SOURCE RECORDS —
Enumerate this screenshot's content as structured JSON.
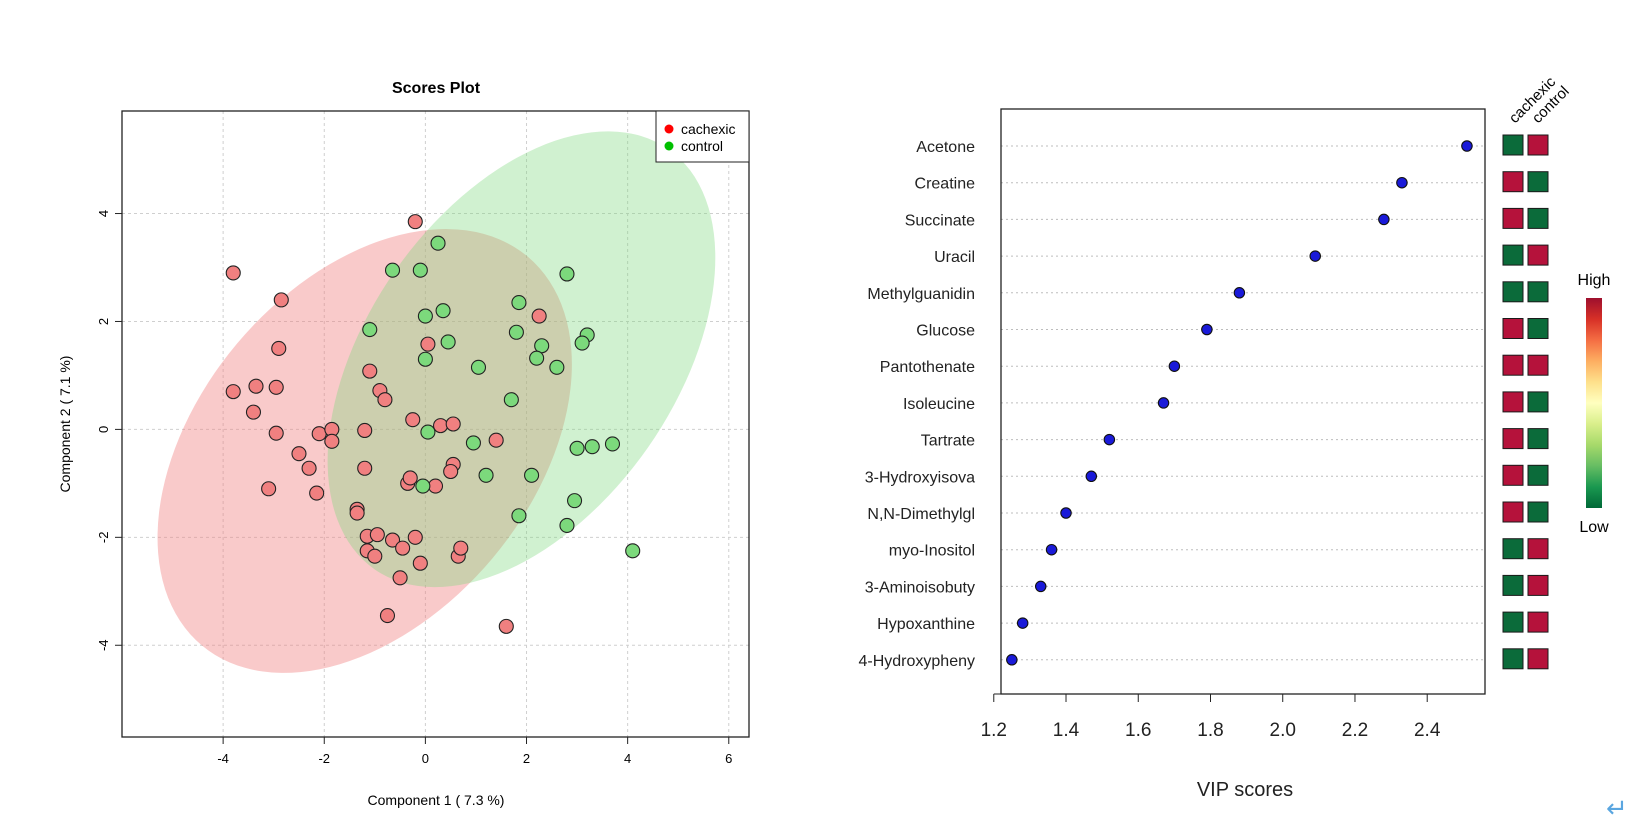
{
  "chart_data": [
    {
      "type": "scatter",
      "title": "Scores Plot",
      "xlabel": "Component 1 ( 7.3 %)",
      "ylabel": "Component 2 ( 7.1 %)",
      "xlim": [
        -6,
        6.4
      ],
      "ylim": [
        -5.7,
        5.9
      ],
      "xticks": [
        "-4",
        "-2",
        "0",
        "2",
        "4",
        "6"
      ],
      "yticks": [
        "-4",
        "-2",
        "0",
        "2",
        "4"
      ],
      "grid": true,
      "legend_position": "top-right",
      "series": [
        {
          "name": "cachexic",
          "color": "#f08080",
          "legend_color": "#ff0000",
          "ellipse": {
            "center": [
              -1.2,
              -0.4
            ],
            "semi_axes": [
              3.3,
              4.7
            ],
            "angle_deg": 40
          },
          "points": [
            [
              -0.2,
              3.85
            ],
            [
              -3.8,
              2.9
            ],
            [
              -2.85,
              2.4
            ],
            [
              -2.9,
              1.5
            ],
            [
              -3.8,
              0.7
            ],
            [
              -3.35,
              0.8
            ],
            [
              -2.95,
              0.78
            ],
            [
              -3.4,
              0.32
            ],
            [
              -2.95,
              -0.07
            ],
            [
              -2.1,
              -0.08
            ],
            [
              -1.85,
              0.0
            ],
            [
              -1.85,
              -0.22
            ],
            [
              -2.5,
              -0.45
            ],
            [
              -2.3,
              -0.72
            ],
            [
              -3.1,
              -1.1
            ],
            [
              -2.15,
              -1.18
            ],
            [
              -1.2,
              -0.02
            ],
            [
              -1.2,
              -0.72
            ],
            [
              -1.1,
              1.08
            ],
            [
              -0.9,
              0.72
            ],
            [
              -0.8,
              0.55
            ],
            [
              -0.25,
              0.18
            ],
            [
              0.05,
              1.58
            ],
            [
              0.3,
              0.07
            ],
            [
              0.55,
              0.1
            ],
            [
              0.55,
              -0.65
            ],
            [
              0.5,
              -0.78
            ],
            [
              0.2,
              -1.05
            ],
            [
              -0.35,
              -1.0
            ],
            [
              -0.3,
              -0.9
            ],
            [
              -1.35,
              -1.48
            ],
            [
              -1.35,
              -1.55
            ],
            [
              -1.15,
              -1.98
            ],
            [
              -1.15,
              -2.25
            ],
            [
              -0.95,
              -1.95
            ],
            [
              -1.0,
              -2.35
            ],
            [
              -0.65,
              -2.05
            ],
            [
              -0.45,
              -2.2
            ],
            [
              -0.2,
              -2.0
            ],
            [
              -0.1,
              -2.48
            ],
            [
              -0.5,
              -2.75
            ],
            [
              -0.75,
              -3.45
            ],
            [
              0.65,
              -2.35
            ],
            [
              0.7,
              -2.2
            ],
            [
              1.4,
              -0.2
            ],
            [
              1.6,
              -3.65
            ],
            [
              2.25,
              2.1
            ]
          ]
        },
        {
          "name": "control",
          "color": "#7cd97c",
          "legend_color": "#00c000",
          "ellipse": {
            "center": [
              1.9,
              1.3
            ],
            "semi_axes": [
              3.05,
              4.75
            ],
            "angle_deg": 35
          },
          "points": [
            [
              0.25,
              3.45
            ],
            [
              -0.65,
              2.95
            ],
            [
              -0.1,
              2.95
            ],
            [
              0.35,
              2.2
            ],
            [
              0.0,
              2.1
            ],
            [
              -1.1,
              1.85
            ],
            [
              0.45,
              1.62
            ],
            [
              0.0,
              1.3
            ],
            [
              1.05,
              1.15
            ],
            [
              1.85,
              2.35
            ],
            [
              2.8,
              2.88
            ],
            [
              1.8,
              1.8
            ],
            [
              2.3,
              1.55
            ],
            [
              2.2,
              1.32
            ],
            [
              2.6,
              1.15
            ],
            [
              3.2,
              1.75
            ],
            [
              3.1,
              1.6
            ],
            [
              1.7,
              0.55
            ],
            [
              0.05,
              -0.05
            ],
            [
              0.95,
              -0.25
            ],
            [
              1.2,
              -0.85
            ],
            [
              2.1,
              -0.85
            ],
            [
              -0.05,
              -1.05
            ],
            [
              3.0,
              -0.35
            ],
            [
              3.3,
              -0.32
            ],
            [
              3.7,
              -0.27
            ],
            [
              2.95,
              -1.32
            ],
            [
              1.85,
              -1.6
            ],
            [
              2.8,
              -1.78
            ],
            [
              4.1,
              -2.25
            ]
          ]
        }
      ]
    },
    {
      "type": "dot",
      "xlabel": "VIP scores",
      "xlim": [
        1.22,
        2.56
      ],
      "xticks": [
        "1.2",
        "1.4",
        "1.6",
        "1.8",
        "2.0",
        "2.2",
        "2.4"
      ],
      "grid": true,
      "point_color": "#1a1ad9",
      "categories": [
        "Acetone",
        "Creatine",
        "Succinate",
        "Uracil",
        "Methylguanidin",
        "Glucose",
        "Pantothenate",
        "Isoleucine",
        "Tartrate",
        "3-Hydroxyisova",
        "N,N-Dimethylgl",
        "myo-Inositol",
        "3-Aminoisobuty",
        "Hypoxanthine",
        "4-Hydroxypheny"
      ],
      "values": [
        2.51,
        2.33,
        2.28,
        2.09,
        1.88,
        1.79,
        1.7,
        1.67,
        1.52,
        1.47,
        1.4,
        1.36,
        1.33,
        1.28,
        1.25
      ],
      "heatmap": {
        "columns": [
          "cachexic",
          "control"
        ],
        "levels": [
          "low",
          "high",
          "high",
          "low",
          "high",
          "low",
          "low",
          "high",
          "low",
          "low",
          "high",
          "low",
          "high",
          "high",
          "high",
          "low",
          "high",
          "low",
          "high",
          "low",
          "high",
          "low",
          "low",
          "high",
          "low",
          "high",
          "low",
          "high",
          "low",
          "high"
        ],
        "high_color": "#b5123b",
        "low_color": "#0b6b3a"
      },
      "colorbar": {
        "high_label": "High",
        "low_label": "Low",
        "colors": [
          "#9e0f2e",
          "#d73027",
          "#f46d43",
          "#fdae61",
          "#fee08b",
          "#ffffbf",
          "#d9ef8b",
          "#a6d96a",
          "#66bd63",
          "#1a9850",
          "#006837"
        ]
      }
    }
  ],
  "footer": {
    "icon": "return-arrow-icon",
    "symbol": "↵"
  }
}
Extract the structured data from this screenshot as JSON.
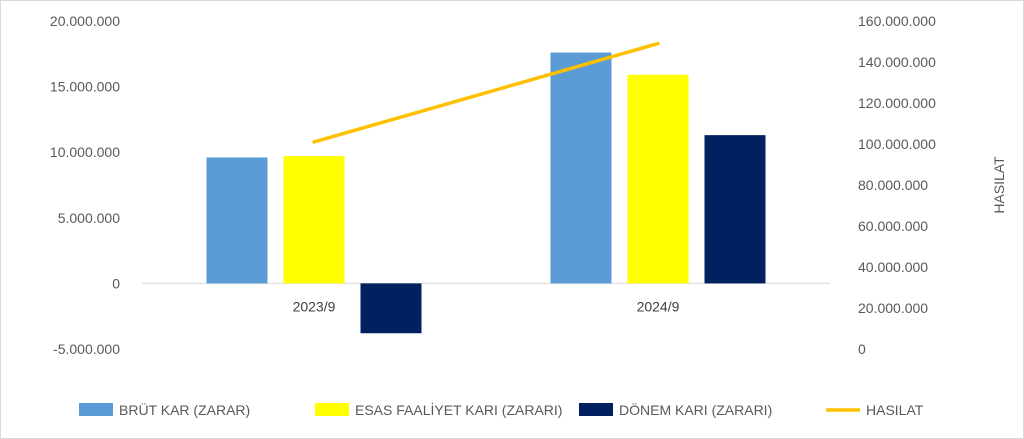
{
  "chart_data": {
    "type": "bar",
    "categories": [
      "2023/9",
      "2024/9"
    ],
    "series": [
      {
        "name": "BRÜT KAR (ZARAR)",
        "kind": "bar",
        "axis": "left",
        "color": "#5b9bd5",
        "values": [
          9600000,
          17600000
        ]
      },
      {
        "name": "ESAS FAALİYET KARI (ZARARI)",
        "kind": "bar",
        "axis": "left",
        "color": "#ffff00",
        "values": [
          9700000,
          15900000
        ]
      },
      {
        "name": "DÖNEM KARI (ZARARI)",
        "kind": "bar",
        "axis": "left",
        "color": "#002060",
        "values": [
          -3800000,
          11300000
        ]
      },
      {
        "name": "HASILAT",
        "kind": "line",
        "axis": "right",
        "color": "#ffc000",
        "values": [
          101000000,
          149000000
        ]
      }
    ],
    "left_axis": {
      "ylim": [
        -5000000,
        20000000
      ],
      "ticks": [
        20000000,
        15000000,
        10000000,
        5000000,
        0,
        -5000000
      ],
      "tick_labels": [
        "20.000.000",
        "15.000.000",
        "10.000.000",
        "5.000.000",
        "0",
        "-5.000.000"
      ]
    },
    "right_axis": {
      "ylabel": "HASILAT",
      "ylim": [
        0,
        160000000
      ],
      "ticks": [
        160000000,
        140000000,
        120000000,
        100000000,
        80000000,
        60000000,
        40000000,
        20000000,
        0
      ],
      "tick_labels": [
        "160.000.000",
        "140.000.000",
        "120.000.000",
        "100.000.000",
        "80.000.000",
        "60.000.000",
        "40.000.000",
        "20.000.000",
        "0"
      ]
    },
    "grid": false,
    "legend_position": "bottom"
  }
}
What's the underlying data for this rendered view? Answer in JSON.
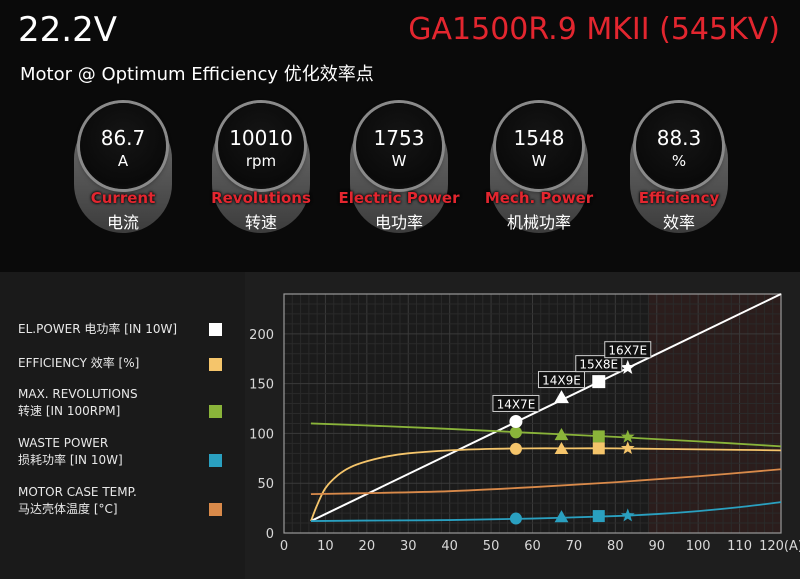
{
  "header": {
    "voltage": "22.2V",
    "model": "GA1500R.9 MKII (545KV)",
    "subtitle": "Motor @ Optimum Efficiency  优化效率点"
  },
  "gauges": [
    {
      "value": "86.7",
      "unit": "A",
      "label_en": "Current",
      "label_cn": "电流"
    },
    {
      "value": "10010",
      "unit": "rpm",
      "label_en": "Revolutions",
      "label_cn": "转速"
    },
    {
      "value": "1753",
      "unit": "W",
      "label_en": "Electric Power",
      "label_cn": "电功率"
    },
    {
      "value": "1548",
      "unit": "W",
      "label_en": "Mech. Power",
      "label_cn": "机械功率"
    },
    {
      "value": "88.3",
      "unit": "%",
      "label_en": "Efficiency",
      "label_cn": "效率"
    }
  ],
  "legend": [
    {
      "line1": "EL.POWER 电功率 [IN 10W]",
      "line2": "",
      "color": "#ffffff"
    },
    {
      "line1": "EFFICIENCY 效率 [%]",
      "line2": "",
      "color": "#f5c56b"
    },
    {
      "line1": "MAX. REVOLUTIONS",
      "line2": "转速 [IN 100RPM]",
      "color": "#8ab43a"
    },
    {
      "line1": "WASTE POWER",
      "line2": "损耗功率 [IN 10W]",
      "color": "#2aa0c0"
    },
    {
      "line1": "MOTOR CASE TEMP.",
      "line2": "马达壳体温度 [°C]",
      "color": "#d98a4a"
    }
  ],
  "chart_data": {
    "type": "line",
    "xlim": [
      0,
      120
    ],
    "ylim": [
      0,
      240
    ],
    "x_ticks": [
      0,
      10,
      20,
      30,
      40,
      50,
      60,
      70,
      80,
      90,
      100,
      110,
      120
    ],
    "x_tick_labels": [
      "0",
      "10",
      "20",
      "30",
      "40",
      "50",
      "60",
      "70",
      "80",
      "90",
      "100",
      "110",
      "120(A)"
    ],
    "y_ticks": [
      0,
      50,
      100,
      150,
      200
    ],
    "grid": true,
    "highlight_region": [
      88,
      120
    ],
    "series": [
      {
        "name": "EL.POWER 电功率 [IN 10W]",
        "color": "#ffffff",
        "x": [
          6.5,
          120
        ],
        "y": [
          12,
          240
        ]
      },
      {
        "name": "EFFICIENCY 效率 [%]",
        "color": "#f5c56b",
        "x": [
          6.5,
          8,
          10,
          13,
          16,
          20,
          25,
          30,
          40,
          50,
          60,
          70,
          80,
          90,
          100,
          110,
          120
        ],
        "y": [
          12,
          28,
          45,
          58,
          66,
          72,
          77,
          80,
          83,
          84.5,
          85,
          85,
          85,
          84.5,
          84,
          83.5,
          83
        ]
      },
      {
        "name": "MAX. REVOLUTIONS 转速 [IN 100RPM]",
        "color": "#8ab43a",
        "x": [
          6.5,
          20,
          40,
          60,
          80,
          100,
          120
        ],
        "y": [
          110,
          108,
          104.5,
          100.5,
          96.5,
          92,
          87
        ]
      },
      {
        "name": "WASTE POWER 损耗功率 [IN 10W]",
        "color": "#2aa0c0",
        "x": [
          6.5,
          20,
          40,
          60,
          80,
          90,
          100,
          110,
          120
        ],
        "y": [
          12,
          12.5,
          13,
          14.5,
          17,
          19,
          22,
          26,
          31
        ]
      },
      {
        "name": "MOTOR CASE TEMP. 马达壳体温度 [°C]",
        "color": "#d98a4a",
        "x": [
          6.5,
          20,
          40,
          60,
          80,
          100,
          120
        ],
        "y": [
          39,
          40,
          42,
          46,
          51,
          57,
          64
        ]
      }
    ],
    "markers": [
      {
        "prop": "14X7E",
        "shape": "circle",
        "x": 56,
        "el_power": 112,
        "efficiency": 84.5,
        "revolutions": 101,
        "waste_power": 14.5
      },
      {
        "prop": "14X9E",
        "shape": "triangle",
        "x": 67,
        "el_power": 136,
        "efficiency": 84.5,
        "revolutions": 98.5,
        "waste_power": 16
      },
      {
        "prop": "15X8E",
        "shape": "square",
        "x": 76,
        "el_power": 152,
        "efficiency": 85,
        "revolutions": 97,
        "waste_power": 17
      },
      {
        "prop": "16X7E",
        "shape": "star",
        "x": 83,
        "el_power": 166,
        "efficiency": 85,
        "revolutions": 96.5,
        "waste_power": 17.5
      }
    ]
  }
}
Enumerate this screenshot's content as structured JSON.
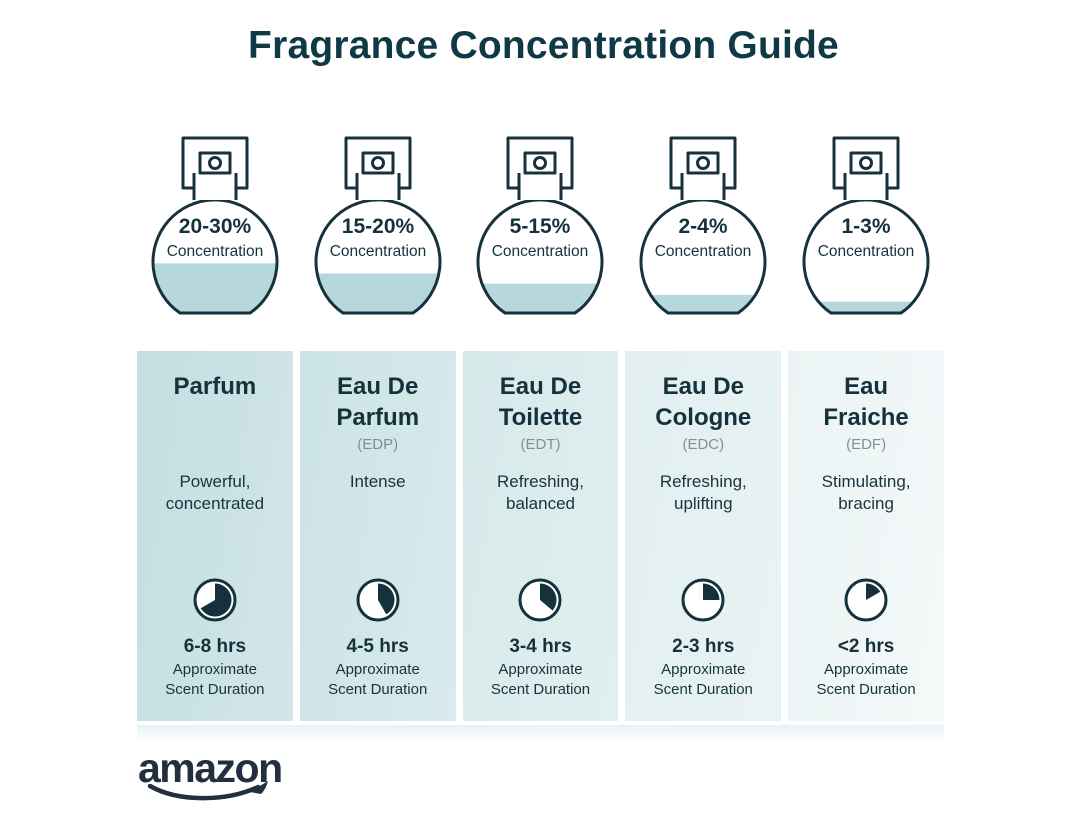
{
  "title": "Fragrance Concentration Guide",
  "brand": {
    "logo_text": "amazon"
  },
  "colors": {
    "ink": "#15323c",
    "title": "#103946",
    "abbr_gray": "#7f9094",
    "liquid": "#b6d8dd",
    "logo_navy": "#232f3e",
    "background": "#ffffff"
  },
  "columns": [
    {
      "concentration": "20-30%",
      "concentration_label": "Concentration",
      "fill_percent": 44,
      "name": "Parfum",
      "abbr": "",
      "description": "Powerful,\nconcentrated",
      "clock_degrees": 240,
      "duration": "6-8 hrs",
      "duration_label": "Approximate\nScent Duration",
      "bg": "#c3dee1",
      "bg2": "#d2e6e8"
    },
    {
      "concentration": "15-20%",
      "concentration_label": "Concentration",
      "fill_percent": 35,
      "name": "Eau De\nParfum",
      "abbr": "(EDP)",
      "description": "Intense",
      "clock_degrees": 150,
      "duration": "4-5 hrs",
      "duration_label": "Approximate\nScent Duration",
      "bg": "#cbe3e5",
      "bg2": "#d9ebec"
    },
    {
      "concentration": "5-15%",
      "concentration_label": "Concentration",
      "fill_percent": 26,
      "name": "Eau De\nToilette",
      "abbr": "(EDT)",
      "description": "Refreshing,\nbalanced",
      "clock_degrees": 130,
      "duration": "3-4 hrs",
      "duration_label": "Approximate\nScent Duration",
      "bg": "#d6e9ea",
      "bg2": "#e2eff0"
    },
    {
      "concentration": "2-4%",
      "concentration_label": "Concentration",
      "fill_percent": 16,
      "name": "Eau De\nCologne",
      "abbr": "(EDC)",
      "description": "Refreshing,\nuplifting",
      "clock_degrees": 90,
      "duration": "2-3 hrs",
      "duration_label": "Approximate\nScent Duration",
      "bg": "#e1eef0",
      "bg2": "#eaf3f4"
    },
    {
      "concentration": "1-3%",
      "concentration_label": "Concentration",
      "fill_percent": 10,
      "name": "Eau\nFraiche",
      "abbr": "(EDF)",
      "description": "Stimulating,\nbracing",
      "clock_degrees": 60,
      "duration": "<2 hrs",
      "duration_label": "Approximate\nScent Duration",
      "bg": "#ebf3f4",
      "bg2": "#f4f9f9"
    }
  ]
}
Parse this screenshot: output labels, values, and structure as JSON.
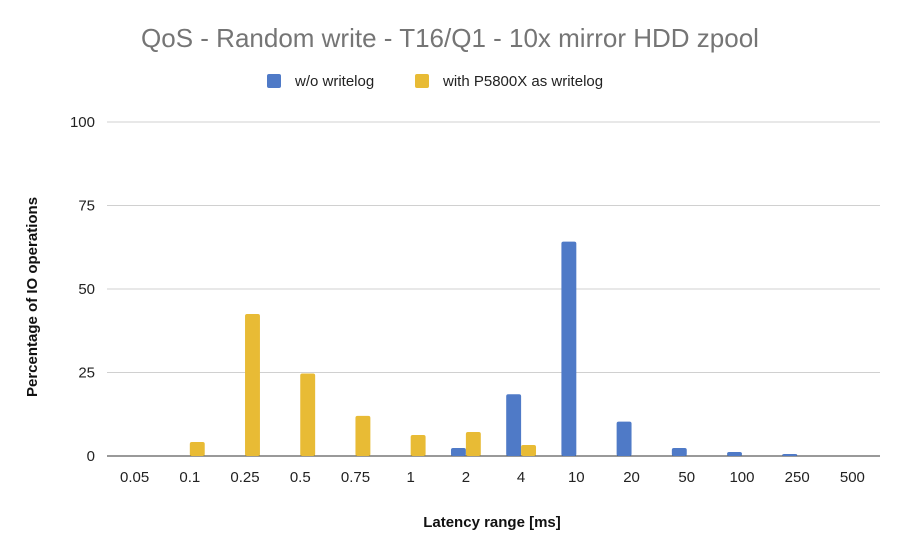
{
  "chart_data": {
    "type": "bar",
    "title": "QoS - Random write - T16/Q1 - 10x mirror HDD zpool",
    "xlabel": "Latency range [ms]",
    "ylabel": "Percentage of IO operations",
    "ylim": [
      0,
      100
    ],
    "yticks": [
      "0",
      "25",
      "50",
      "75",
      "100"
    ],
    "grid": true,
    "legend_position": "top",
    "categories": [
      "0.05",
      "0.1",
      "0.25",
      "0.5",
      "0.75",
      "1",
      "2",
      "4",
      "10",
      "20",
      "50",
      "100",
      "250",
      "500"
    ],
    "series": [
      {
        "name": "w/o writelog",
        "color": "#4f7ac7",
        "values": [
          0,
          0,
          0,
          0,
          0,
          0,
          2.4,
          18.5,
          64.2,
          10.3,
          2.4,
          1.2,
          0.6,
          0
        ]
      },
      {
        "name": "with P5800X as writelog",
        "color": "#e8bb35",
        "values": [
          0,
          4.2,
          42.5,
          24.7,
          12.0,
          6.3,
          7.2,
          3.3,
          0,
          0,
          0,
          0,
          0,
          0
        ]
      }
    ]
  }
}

AIM OF THE TASK — In the records above, how many lines include the string "KARI"? Answer with only the number.

COMPLETED EXERCISE — 2